→ Work to complete: Every line holding the string "single" should be gathered.

Dataset entries:
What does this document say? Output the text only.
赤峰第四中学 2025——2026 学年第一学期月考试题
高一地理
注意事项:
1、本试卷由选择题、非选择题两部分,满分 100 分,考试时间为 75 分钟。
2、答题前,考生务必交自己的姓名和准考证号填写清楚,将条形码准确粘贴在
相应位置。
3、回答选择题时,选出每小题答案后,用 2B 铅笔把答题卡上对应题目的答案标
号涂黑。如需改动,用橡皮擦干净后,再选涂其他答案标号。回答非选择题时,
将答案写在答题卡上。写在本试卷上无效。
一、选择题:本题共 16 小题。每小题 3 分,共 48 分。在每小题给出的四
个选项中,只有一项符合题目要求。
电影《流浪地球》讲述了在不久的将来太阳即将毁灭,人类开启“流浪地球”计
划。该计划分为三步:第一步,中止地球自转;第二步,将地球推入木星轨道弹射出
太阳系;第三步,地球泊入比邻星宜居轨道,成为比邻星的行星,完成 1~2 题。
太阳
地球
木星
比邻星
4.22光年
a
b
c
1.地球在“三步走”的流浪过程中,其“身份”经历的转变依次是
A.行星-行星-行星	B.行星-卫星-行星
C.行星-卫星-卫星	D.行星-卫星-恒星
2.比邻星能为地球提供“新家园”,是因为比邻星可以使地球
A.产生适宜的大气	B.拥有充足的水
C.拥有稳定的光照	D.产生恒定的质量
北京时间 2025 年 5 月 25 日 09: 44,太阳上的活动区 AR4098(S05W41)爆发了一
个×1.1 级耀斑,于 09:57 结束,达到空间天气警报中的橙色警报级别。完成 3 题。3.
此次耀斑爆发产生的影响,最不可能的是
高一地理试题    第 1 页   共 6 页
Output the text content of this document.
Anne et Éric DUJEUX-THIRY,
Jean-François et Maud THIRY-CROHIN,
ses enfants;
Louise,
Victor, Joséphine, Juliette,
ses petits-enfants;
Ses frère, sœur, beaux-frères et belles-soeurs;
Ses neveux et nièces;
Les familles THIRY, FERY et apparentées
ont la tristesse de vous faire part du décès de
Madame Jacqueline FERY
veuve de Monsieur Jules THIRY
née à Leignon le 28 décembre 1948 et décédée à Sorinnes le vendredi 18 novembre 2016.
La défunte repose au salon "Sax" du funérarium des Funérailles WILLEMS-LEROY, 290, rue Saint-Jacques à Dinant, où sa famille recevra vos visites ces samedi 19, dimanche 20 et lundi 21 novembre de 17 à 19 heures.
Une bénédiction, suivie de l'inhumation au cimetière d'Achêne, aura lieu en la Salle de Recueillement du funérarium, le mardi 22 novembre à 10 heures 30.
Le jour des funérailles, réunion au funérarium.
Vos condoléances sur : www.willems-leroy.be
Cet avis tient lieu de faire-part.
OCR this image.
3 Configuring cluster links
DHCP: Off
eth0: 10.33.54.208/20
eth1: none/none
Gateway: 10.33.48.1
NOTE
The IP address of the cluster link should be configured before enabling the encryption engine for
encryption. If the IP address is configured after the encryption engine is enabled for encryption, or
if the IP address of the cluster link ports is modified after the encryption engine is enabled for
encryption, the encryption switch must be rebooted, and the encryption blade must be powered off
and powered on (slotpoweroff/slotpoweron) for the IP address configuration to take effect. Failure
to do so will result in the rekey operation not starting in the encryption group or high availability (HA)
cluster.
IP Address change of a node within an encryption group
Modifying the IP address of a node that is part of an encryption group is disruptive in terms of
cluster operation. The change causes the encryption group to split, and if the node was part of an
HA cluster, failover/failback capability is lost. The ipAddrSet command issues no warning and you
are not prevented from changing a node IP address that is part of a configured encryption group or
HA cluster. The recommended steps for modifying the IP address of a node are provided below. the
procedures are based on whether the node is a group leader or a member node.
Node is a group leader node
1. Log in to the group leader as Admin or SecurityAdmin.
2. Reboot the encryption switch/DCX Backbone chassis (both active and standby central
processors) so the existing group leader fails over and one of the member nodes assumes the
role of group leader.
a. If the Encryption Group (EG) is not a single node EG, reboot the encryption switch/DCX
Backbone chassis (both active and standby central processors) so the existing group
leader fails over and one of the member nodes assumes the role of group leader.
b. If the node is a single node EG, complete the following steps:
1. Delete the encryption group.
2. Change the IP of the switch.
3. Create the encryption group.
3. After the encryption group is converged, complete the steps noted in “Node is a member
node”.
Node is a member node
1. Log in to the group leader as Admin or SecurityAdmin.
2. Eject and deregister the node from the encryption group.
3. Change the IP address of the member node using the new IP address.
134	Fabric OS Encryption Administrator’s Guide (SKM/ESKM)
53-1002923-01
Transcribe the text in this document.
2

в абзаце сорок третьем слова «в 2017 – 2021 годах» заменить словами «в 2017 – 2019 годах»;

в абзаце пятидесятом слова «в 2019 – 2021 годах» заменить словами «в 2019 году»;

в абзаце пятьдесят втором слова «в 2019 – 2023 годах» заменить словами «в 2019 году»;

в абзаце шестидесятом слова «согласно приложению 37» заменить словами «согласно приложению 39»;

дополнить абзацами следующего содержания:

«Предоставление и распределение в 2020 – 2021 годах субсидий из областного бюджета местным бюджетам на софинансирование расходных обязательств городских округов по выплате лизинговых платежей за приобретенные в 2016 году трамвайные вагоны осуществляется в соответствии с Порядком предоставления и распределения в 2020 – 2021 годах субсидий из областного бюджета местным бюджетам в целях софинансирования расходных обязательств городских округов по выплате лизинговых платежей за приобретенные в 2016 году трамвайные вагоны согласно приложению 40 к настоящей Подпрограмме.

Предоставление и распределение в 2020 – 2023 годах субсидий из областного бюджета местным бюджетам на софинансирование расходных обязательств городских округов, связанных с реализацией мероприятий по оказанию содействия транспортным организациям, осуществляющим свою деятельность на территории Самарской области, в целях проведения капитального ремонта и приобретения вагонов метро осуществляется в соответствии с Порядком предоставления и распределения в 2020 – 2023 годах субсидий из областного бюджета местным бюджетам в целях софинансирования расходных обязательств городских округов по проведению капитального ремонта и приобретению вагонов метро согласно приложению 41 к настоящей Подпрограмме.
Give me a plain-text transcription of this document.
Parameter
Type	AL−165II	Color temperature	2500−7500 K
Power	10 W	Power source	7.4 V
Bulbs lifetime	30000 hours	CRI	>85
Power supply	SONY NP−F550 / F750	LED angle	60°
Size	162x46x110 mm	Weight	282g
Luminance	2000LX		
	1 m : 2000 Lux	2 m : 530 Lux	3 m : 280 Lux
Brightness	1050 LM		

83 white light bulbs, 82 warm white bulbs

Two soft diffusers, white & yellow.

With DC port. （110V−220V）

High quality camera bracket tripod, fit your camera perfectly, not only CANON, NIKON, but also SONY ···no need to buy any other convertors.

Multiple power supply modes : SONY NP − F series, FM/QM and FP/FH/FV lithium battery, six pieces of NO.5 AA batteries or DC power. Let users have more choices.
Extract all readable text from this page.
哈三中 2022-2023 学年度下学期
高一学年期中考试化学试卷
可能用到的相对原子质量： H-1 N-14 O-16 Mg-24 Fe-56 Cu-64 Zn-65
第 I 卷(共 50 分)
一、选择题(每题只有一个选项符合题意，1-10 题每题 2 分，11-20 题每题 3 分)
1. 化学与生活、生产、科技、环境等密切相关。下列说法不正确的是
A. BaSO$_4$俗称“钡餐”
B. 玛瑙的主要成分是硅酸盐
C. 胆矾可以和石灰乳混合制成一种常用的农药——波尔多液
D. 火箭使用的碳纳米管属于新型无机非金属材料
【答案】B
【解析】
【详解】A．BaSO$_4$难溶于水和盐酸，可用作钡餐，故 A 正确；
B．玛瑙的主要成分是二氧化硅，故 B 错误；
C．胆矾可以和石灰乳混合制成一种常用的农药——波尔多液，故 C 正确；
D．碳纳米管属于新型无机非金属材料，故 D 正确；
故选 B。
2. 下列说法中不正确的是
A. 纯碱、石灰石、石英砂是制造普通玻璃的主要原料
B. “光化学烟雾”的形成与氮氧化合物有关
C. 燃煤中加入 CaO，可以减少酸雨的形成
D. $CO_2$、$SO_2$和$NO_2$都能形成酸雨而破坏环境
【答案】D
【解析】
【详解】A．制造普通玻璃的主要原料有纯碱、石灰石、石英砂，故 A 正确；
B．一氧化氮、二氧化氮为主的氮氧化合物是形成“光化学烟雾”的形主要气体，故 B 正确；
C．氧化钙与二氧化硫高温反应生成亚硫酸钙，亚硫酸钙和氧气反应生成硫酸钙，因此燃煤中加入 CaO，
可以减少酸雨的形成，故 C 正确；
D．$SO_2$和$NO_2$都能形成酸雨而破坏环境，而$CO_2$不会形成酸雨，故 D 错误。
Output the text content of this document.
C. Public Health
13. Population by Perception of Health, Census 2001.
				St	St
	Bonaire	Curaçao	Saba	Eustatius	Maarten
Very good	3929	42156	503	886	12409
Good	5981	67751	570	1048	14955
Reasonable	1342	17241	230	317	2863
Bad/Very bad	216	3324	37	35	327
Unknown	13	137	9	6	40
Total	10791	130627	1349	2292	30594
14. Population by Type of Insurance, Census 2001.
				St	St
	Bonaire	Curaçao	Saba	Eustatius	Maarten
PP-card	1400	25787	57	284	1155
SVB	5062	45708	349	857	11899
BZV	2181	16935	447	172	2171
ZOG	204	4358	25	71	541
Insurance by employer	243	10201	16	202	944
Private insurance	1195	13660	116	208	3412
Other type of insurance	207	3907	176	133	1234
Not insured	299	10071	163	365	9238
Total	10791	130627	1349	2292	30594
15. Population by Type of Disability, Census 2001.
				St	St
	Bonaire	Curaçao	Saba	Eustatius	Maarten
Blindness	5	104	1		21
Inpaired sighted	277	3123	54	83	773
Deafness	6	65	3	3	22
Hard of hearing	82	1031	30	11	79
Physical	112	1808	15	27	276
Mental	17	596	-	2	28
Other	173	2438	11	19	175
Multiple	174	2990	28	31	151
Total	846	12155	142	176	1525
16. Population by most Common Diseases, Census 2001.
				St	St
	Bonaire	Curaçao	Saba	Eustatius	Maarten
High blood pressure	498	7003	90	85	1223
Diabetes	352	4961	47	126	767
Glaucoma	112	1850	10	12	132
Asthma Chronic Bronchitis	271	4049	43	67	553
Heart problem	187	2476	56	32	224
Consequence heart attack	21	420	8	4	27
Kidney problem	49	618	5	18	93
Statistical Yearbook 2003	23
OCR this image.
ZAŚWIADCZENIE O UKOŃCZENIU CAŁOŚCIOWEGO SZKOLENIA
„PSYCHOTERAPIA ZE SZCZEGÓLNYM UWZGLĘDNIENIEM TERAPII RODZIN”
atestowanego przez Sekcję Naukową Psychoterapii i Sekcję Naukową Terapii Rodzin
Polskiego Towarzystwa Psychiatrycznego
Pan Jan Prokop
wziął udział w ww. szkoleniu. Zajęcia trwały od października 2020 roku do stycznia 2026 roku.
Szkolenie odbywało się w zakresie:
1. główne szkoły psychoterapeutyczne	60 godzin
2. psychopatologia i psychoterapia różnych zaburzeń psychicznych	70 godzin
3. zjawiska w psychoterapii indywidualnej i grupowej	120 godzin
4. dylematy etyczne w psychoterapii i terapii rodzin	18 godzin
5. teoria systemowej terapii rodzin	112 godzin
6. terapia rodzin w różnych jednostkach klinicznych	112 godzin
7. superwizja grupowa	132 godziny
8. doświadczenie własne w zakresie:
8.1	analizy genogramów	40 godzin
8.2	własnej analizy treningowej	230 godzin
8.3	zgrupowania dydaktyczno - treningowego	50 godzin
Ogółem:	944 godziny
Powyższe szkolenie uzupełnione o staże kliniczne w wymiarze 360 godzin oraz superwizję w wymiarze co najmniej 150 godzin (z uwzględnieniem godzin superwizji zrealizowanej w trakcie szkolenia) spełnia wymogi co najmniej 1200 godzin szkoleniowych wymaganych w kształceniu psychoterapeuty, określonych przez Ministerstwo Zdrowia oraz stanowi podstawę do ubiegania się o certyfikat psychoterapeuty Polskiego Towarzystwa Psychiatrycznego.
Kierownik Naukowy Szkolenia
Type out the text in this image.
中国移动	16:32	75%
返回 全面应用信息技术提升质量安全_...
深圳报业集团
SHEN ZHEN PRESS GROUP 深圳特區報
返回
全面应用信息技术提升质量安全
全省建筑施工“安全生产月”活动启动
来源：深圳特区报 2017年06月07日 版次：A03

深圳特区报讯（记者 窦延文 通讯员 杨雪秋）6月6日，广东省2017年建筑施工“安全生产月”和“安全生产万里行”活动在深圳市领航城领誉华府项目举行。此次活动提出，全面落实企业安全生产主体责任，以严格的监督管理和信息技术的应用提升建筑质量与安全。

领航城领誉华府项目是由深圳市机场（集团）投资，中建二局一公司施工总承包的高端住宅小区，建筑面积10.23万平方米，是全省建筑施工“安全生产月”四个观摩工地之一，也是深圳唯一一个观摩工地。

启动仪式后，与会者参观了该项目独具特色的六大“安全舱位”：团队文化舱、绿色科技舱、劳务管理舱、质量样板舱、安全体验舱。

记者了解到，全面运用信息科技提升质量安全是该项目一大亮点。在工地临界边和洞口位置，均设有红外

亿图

→ Exercise output:
a. If the Encryption Group (EG) is not a single node EG, reboot the encryption switch/DCX
b. If the node is a single node EG, complete the following steps:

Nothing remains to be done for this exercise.